RAW RECORDS:

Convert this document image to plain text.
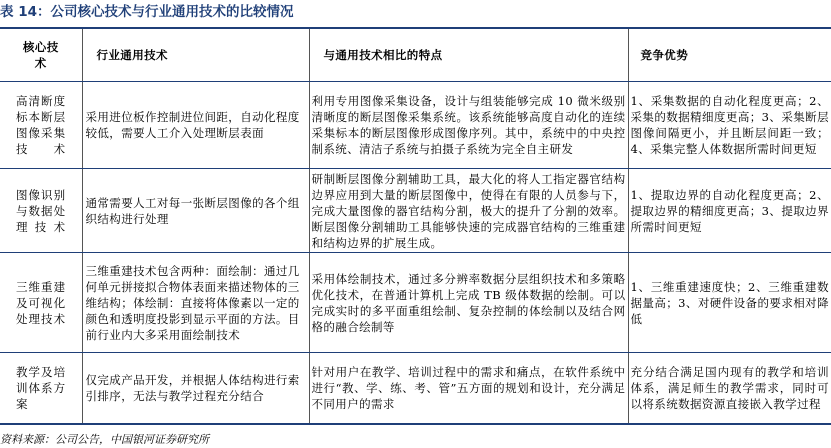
表 14：公司核心技术与行业通用技术的比较情况
核心技术	行业通用技术	与通用技术相比的特点	竞争优势
高清断度标本断层图像采集技术	采用进位板作控制进位间距，自动化程度较低，需要人工介入处理断层表面	利用专用图像采集设备，设计与组装能够完成 10 微米级别清晰度的断层图像采集系统。该系统能够高度自动化的连续采集标本的断层图像形成图像序列。其中，系统中的中央控制系统、清洁子系统与拍摄子系统为完全自主研发	1、采集数据的自动化程度更高；2、采集的数据精细度更高；3、采集断层图像间隔更小，并且断层间距一致；4、采集完整人体数据所需时间更短
图像识别与数据处理技术	通常需要人工对每一张断层图像的各个组织结构进行处理	研制断层图像分割辅助工具，最大化的将人工指定器官结构边界应用到大量的断层图像中，使得在有限的人员参与下，完成大量图像的器官结构分割，极大的提升了分割的效率。断层图像分割辅助工具能够快速的完成器官结构的三维重建和结构边界的扩展生成。	1、提取边界的自动化程度更高；2、提取边界的精细度更高；3、提取边界所需时间更短
三维重建及可视化处理技术	三维重建技术包含两种：面绘制：通过几何单元拼接拟合物体表面来描述物体的三维结构；体绘制：直接将体像素以一定的颜色和透明度投影到显示平面的方法。目前行业内大多采用面绘制技术	采用体绘制技术，通过多分辨率数据分层组织技术和多策略优化技术，在普通计算机上完成 TB 级体数据的绘制。可以完成实时的多平面重组绘制、复杂控制的体绘制以及结合网格的融合绘制等	1、三维重建速度快；2、三维重建数据量高；3、对硬件设备的要求相对降低
教学及培训体系方案	仅完成产品开发，并根据人体结构进行索引排序，无法与教学过程充分结合	针对用户在教学、培训过程中的需求和痛点，在软件系统中进行“教、学、练、考、管”五方面的规划和设计，充分满足不同用户的需求	充分结合满足国内现有的教学和培训体系，满足师生的教学需求，同时可以将系统数据资源直接嵌入教学过程
资料来源：公司公告，中国银河证券研究所
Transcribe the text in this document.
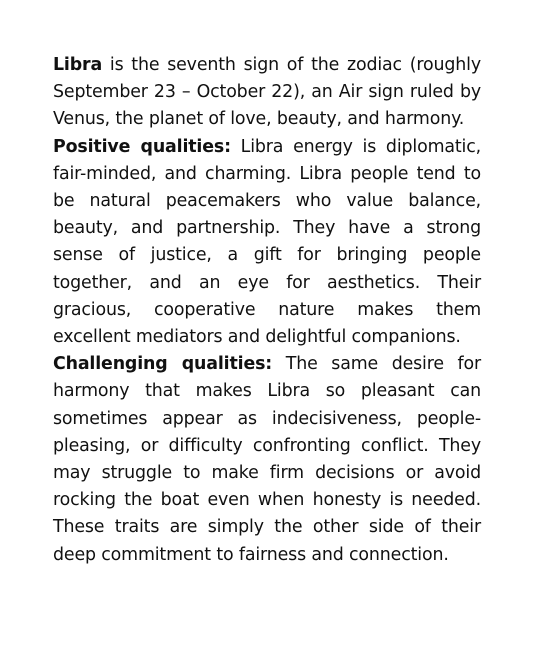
Libra is the seventh sign of the zodiac (roughly September 23 – October 22), an Air sign ruled by Venus, the planet of love, beauty, and harmony.

Positive qualities: Libra energy is diplomatic, fair-minded, and charming. Libra people tend to be natural peacemakers who value balance, beauty, and partnership. They have a strong sense of justice, a gift for bringing people together, and an eye for aesthetics. Their gracious, cooperative nature makes them excellent mediators and delightful companions.

Challenging qualities: The same desire for harmony that makes Libra so pleasant can sometimes appear as indecisiveness, people-pleasing, or difficulty confronting conflict. They may struggle to make firm decisions or avoid rocking the boat even when honesty is needed. These traits are simply the other side of their deep commitment to fairness and connection.
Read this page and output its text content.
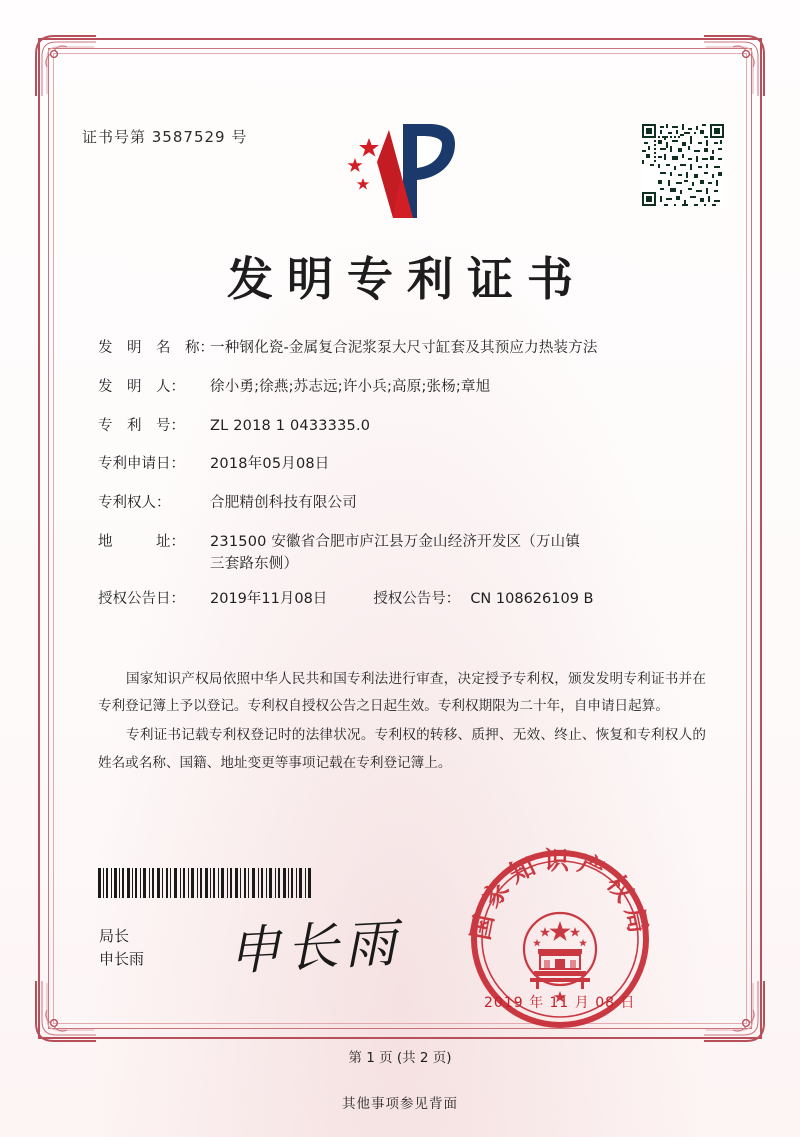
证书号第 3587529 号
发明专利证书
发　明　名　称：
一种钢化瓷-金属复合泥浆泵大尺寸缸套及其预应力热装方法
发　明　人：	徐小勇;徐燕;苏志远;许小兵;高原;张杨;章旭
专　利　号：	ZL 2018 1 0433335.0
专利申请日：	2018年05月08日
专利权人：	合肥精创科技有限公司
地　　　址：	231500 安徽省合肥市庐江县万金山经济开发区（万山镇
三套路东侧）
授权公告日：	2019年11月08日	授权公告号： CN 108626109 B

国家知识产权局依照中华人民共和国专利法进行审查，决定授予专利权，颁发发明专利证书并在专利登记簿上予以登记。专利权自授权公告之日起生效。专利权期限为二十年，自申请日起算。

专利证书记载专利权登记时的法律状况。专利权的转移、质押、无效、终止、恢复和专利权人的姓名或名称、国籍、地址变更等事项记载在专利登记簿上。

局长
申长雨 申长雨 国家知识产权局
2019 年 11 月 08 日
第 1 页 (共 2 页)
其他事项参见背面
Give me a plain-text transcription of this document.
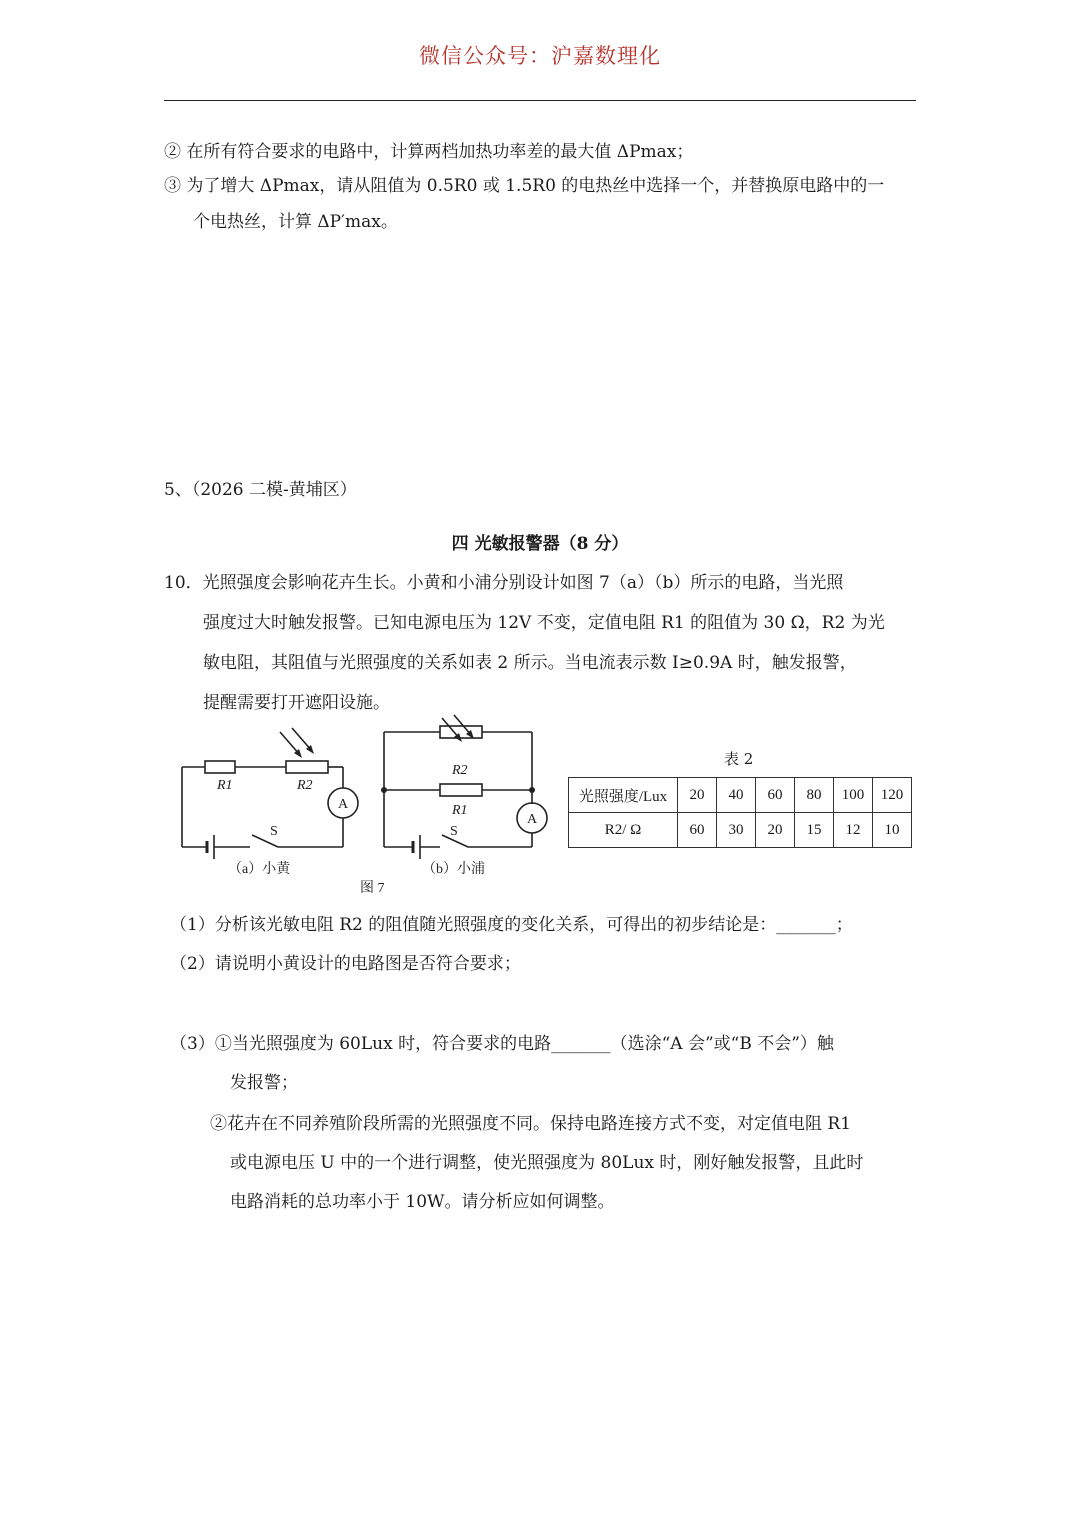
微信公众号：沪嘉数理化
② 在所有符合要求的电路中，计算两档加热功率差的最大值 ΔPmax；
③ 为了增大 ΔPmax，请从阻值为 0.5R0 或 1.5R0 的电热丝中选择一个，并替换原电路中的一
个电热丝，计算 ΔP′max。
5、（2026 二模-黄埔区）
四 光敏报警器（8 分）
10．光照强度会影响花卉生长。小黄和小浦分别设计如图 7（a）（b）所示的电路，当光照
强度过大时触发报警。已知电源电压为 12V 不变，定值电阻 R1 的阻值为 30 Ω，R2 为光
敏电阻，其阻值与光照强度的关系如表 2 所示。当电流表示数 I≥0.9A 时，触发报警，
提醒需要打开遮阳设施。
R1	R2
A
S
R2
R1
A
S
（a）小黄	（b）小浦
图 7
表 2
光照强度/Lux	20	40	60	80	100	120
R2/ Ω	60	30	20	15	12	10
（1）分析该光敏电阻 R2 的阻值随光照强度的变化关系，可得出的初步结论是：_______；
（2）请说明小黄设计的电路图是否符合要求；
（3）①当光照强度为 60Lux 时，符合要求的电路_______（选涂“A 会”或“B 不会”）触
发报警；
②花卉在不同养殖阶段所需的光照强度不同。保持电路连接方式不变，对定值电阻 R1
或电源电压 U 中的一个进行调整，使光照强度为 80Lux 时，刚好触发报警，且此时
电路消耗的总功率小于 10W。请分析应如何调整。
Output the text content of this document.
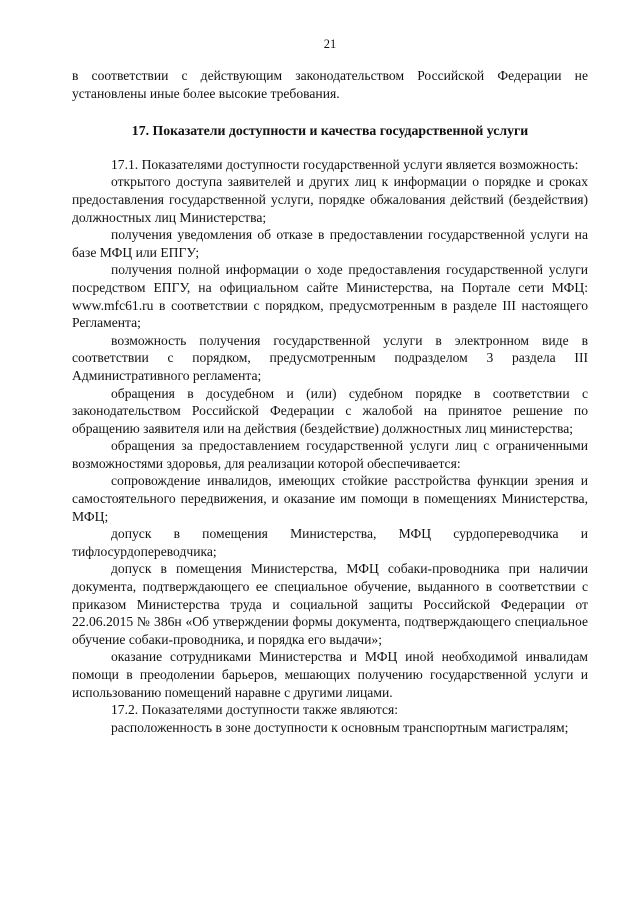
21

в соответствии с действующим законодательством Российской Федерации не установлены иные более высокие требования.

17. Показатели доступности и качества государственной услуги

17.1. Показателями доступности государственной услуги является возможность:

открытого доступа заявителей и других лиц к информации о порядке и сроках предоставления государственной услуги, порядке обжалования действий (бездействия) должностных лиц Министерства;

получения уведомления об отказе в предоставлении государственной услуги на базе МФЦ или ЕПГУ;

получения полной информации о ходе предоставления государственной услуги посредством ЕПГУ, на официальном сайте Министерства, на Портале сети МФЦ: www.mfc61.ru в соответствии с порядком, предусмотренным в разделе III настоящего Регламента;

возможность получения государственной услуги в электронном виде в соответствии с порядком, предусмотренным подразделом 3 раздела III Административного регламента;

обращения в досудебном и (или) судебном порядке в соответствии с законодательством Российской Федерации с жалобой на принятое решение по обращению заявителя или на действия (бездействие) должностных лиц министерства;

обращения за предоставлением государственной услуги лиц с ограниченными возможностями здоровья, для реализации которой обеспечивается:

сопровождение инвалидов, имеющих стойкие расстройства функции зрения и самостоятельного передвижения, и оказание им помощи в помещениях Министерства, МФЦ;

допуск в помещения Министерства, МФЦ сурдопереводчика и тифлосурдопереводчика;

допуск в помещения Министерства, МФЦ собаки-проводника при наличии документа, подтверждающего ее специальное обучение, выданного в соответствии с приказом Министерства труда и социальной защиты Российской Федерации от 22.06.2015 № 386н «Об утверждении формы документа, подтверждающего специальное обучение собаки-проводника, и порядка его выдачи»;

оказание сотрудниками Министерства и МФЦ иной необходимой инвалидам помощи в преодолении барьеров, мешающих получению государственной услуги и использованию помещений наравне с другими лицами.

17.2. Показателями доступности также являются:

расположенность в зоне доступности к основным транспортным магистралям;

EXERCISE DESCRIPTION:
Return each line from the material above exactly, but not the pictures.

SOLVED PROBLEM:
Convert this document image to plain text.
表 14：公司核心技术与行业通用技术的比较情况
核心技术	行业通用技术	与通用技术相比的特点	竞争优势
高清断度标本断层图像采集技术	采用进位板作控制进位间距，自动化程度较低，需要人工介入处理断层表面	利用专用图像采集设备，设计与组装能够完成 10 微米级别清晰度的断层图像采集系统。该系统能够高度自动化的连续采集标本的断层图像形成图像序列。其中，系统中的中央控制系统、清洁子系统与拍摄子系统为完全自主研发	1、采集数据的自动化程度更高；2、采集的数据精细度更高；3、采集断层图像间隔更小，并且断层间距一致；4、采集完整人体数据所需时间更短
图像识别与数据处理技术	通常需要人工对每一张断层图像的各个组织结构进行处理	研制断层图像分割辅助工具，最大化的将人工指定器官结构边界应用到大量的断层图像中，使得在有限的人员参与下，完成大量图像的器官结构分割，极大的提升了分割的效率。断层图像分割辅助工具能够快速的完成器官结构的三维重建和结构边界的扩展生成。	1、提取边界的自动化程度更高；2、提取边界的精细度更高；3、提取边界所需时间更短
三维重建及可视化处理技术	三维重建技术包含两种：面绘制：通过几何单元拼接拟合物体表面来描述物体的三维结构；体绘制：直接将体像素以一定的颜色和透明度投影到显示平面的方法。目前行业内大多采用面绘制技术	采用体绘制技术，通过多分辨率数据分层组织技术和多策略优化技术，在普通计算机上完成 TB 级体数据的绘制。可以完成实时的多平面重组绘制、复杂控制的体绘制以及结合网格的融合绘制等	1、三维重建速度快；2、三维重建数据量高；3、对硬件设备的要求相对降低
教学及培训体系方案	仅完成产品开发，并根据人体结构进行索引排序，无法与教学过程充分结合	针对用户在教学、培训过程中的需求和痛点，在软件系统中进行“教、学、练、考、管”五方面的规划和设计，充分满足不同用户的需求	充分结合满足国内现有的教学和培训体系，满足师生的教学需求，同时可以将系统数据资源直接嵌入教学过程
资料来源：公司公告，中国银河证券研究所
Transcribe the text in this document.
Libra is the seventh sign of the zodiac (roughly September 23 – October 22), an Air sign ruled by Venus, the planet of love, beauty, and harmony.

Positive qualities: Libra energy is diplomatic, fair-minded, and charming. Libra people tend to be natural peacemakers who value balance, beauty, and partnership. They have a strong sense of justice, a gift for bringing people together, and an eye for aesthetics. Their gracious, cooperative nature makes them excellent mediators and delightful companions.

Challenging qualities: The same desire for harmony that makes Libra so pleasant can sometimes appear as indecisiveness, people-pleasing, or difficulty confronting conflict. They may struggle to make firm decisions or avoid rocking the boat even when honesty is needed. These traits are simply the other side of their deep commitment to fairness and connection.
Read this page and output its text content.
证书号第 3587529 号
发明专利证书
发　明　名　称：
一种钢化瓷-金属复合泥浆泵大尺寸缸套及其预应力热装方法
发　明　人：	徐小勇;徐燕;苏志远;许小兵;高原;张杨;章旭
专　利　号：	ZL 2018 1 0433335.0
专利申请日：	2018年05月08日
专利权人：	合肥精创科技有限公司
地　　　址：	231500 安徽省合肥市庐江县万金山经济开发区（万山镇
三套路东侧）
授权公告日：	2019年11月08日	授权公告号： CN 108626109 B

国家知识产权局依照中华人民共和国专利法进行审查，决定授予专利权，颁发发明专利证书并在专利登记簿上予以登记。专利权自授权公告之日起生效。专利权期限为二十年，自申请日起算。

专利证书记载专利权登记时的法律状况。专利权的转移、质押、无效、终止、恢复和专利权人的姓名或名称、国籍、地址变更等事项记载在专利登记簿上。

局长
申长雨 申长雨 国家知识产权局
2019 年 11 月 08 日
第 1 页 (共 2 页)
其他事项参见背面
Give me a plain-text transcription of this document.
微信公众号：沪嘉数理化
② 在所有符合要求的电路中，计算两档加热功率差的最大值 ΔPmax；
③ 为了增大 ΔPmax，请从阻值为 0.5R0 或 1.5R0 的电热丝中选择一个，并替换原电路中的一
个电热丝，计算 ΔP′max。
5、（2026 二模-黄埔区）
四 光敏报警器（8 分）
10．光照强度会影响花卉生长。小黄和小浦分别设计如图 7（a）（b）所示的电路，当光照
强度过大时触发报警。已知电源电压为 12V 不变，定值电阻 R1 的阻值为 30 Ω，R2 为光
敏电阻，其阻值与光照强度的关系如表 2 所示。当电流表示数 I≥0.9A 时，触发报警，
提醒需要打开遮阳设施。
R1	R2
A
S
R2
R1
A
S
（a）小黄	（b）小浦
图 7
表 2
光照强度/Lux	20	40	60	80	100	120
R2/ Ω	60	30	20	15	12	10
（1）分析该光敏电阻 R2 的阻值随光照强度的变化关系，可得出的初步结论是：_______；
（2）请说明小黄设计的电路图是否符合要求；
（3）①当光照强度为 60Lux 时，符合要求的电路_______（选涂“A 会”或“B 不会”）触
发报警；
②花卉在不同养殖阶段所需的光照强度不同。保持电路连接方式不变，对定值电阻 R1
或电源电压 U 中的一个进行调整，使光照强度为 80Lux 时，刚好触发报警，且此时
电路消耗的总功率小于 10W。请分析应如何调整。
Output the text content of this document.
21

в соответствии с действующим законодательством Российской Федерации не установлены иные более высокие требования.

17. Показатели доступности и качества государственной услуги

17.1. Показателями доступности государственной услуги является возможность:

открытого доступа заявителей и других лиц к информации о порядке и сроках предоставления государственной услуги, порядке обжалования действий (бездействия) должностных лиц Министерства;

получения уведомления об отказе в предоставлении государственной услуги на базе МФЦ или ЕПГУ;

получения полной информации о ходе предоставления государственной услуги посредством ЕПГУ, на официальном сайте Министерства, на Портале сети МФЦ: www.mfc61.ru в соответствии с порядком, предусмотренным в разделе III настоящего Регламента;

возможность получения государственной услуги в электронном виде в соответствии с порядком, предусмотренным подразделом 3 раздела III Административного регламента;

обращения в досудебном и (или) судебном порядке в соответствии с законодательством Российской Федерации с жалобой на принятое решение по обращению заявителя или на действия (бездействие) должностных лиц министерства;

обращения за предоставлением государственной услуги лиц с ограниченными возможностями здоровья, для реализации которой обеспечивается:

сопровождение инвалидов, имеющих стойкие расстройства функции зрения и самостоятельного передвижения, и оказание им помощи в помещениях Министерства, МФЦ;

допуск в помещения Министерства, МФЦ сурдопереводчика и тифлосурдопереводчика;

допуск в помещения Министерства, МФЦ собаки-проводника при наличии документа, подтверждающего ее специальное обучение, выданного в соответствии с приказом Министерства труда и социальной защиты Российской Федерации от 22.06.2015 № 386н «Об утверждении формы документа, подтверждающего специальное обучение собаки-проводника, и порядка его выдачи»;

оказание сотрудниками Министерства и МФЦ иной необходимой инвалидам помощи в преодолении барьеров, мешающих получению государственной услуги и использованию помещений наравне с другими лицами.

17.2. Показателями доступности также являются:

расположенность в зоне доступности к основным транспортным магистралям;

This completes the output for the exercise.